Items from a figure collection.
-*-

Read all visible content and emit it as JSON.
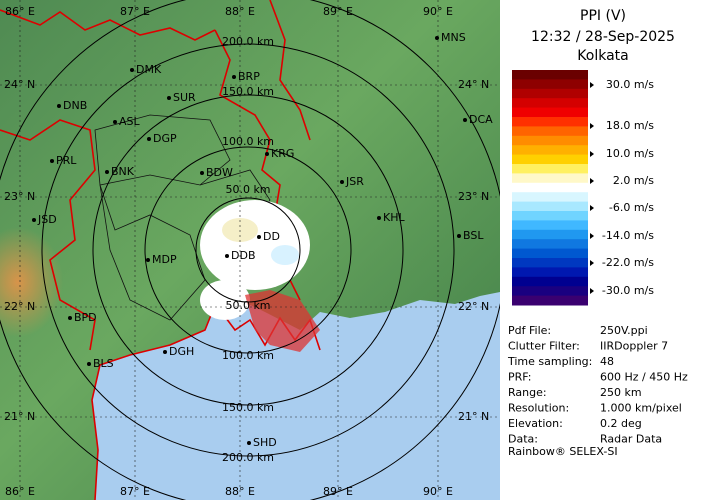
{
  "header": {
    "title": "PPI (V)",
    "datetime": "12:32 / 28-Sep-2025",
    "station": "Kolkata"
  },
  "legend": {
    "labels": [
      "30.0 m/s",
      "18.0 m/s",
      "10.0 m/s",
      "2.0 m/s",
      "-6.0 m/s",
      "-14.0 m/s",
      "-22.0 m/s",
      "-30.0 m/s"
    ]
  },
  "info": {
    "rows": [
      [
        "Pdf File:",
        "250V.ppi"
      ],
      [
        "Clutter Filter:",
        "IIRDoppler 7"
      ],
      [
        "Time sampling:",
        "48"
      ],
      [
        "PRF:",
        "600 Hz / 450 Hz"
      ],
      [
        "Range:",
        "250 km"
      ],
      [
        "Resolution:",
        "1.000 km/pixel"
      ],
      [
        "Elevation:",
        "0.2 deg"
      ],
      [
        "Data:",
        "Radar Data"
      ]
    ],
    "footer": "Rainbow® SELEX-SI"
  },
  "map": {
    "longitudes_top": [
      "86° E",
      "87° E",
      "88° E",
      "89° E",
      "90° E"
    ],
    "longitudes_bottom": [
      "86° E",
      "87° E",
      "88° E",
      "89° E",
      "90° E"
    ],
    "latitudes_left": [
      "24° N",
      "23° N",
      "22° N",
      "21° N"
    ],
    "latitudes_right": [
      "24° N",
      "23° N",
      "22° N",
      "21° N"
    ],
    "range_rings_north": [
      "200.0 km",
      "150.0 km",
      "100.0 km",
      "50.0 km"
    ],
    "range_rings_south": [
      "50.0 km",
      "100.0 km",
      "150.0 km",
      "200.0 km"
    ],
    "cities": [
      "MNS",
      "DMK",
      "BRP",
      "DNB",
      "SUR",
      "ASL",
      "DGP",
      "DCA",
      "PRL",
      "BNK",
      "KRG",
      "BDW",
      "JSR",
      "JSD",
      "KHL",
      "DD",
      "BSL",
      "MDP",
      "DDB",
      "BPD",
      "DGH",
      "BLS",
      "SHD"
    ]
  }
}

-*-

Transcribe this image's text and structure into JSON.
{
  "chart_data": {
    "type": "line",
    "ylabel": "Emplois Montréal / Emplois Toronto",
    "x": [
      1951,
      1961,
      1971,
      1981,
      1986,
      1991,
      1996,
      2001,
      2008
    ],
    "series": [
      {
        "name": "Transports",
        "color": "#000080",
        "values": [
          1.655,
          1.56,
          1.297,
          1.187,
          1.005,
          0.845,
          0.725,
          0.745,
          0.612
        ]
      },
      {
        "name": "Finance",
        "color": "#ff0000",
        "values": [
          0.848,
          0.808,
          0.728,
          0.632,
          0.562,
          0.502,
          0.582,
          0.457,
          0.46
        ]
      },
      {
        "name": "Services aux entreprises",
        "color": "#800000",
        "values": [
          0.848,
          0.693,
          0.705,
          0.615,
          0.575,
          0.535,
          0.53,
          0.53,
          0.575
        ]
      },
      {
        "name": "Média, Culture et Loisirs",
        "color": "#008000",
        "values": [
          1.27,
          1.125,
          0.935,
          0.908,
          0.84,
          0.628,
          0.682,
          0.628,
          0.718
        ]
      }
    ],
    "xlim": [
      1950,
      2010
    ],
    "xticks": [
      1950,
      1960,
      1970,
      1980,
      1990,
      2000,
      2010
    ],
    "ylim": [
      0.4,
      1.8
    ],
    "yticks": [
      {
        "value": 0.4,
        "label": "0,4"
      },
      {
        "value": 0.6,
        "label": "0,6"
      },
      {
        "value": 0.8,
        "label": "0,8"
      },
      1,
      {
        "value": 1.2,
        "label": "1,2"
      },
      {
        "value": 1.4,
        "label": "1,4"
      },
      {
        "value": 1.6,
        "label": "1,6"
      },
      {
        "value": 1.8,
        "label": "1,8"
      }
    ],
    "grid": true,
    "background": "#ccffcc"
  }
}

-*-

Short task. Report how many lines above hold the string "color", giving nothing but the number.

Problem solution. 4